▶ **WORK TO BE COMPLETED**
Without changing a character, return the entries, but not the images they hold.

-- -- --

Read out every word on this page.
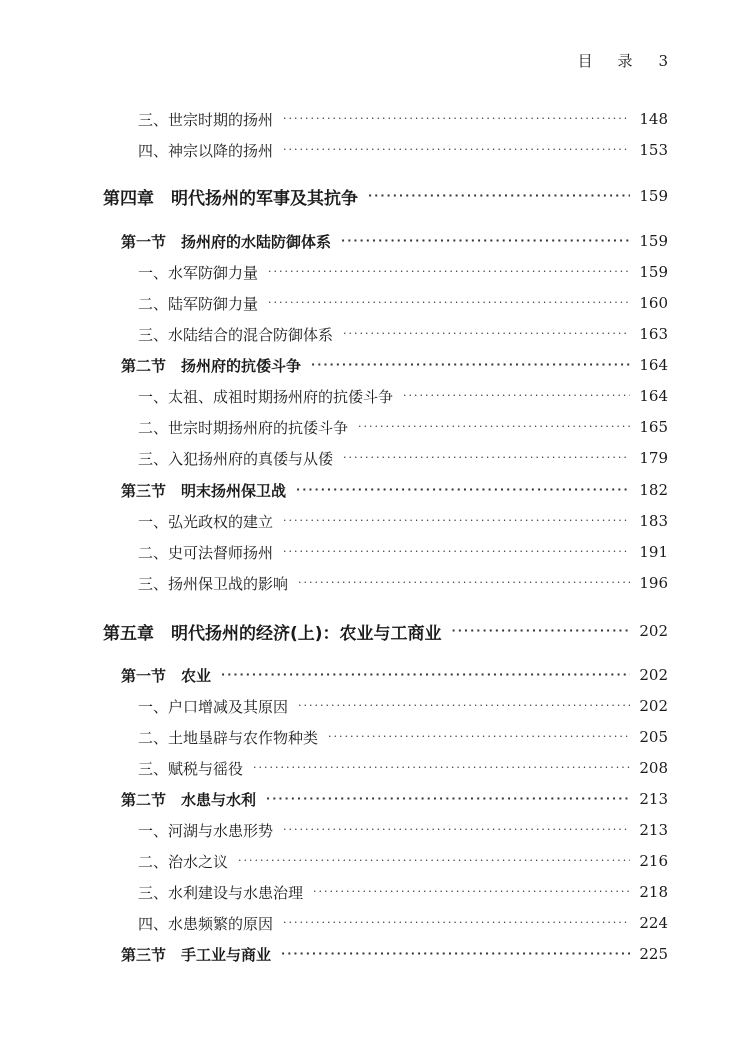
目 录 3
三、世宗时期的扬州 ·····	148
四、神宗以降的扬州 ·····	153
第四章　明代扬州的军事及其抗争 ·····	159
第一节　扬州府的水陆防御体系 ·····	159
一、水军防御力量 ·····	159
二、陆军防御力量 ·····	160
三、水陆结合的混合防御体系 ·····	163
第二节　扬州府的抗倭斗争 ·····	164
一、太祖、成祖时期扬州府的抗倭斗争 ·····	164
二、世宗时期扬州府的抗倭斗争 ·····	165
三、入犯扬州府的真倭与从倭 ·····	179
第三节　明末扬州保卫战 ·····	182
一、弘光政权的建立 ·····	183
二、史可法督师扬州 ·····	191
三、扬州保卫战的影响 ·····	196
第五章　明代扬州的经济(上)：农业与工商业 ·····	202
第一节　农业 ·····	202
一、户口增减及其原因 ·····	202
二、土地垦辟与农作物种类 ·····	205
三、赋税与徭役 ·····	208
第二节　水患与水利 ·····	213
一、河湖与水患形势 ·····	213
二、治水之议 ·····	216
三、水利建设与水患治理 ·····	218
四、水患频繁的原因 ·····	224
第三节　手工业与商业 ·····	225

-- -- --

▶ **RESULT OF THE TASK**
Read out every word on this page.
目 录 3
三、世宗时期的扬州 ·····	148
四、神宗以降的扬州 ·····	153
第四章　明代扬州的军事及其抗争 ·····	159
第一节　扬州府的水陆防御体系 ·····	159
一、水军防御力量 ·····	159
二、陆军防御力量 ·····	160
三、水陆结合的混合防御体系 ·····	163
第二节　扬州府的抗倭斗争 ·····	164
一、太祖、成祖时期扬州府的抗倭斗争 ·····	164
二、世宗时期扬州府的抗倭斗争 ·····	165
三、入犯扬州府的真倭与从倭 ·····	179
第三节　明末扬州保卫战 ·····	182
一、弘光政权的建立 ·····	183
二、史可法督师扬州 ·····	191
三、扬州保卫战的影响 ·····	196
第五章　明代扬州的经济(上)：农业与工商业 ·····	202
第一节　农业 ·····	202
一、户口增减及其原因 ·····	202
二、土地垦辟与农作物种类 ·····	205
三、赋税与徭役 ·····	208
第二节　水患与水利 ·····	213
一、河湖与水患形势 ·····	213
二、治水之议 ·····	216
三、水利建设与水患治理 ·····	218
四、水患频繁的原因 ·····	224
第三节　手工业与商业 ·····	225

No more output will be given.